- **Task to complete**:
Say how many lines hold the string "mainframes"; please write nothing but the number.

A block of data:
========

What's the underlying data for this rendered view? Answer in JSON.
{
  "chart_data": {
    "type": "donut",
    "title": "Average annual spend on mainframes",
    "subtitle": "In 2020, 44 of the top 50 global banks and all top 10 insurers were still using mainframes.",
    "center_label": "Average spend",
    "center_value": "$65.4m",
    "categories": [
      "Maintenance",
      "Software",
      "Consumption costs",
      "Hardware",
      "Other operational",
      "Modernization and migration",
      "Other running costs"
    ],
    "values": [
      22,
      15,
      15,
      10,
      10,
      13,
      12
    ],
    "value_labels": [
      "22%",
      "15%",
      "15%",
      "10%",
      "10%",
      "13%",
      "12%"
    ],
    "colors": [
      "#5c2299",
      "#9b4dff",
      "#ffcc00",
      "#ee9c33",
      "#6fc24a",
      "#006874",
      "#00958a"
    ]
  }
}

========

- **Problem solution**:
2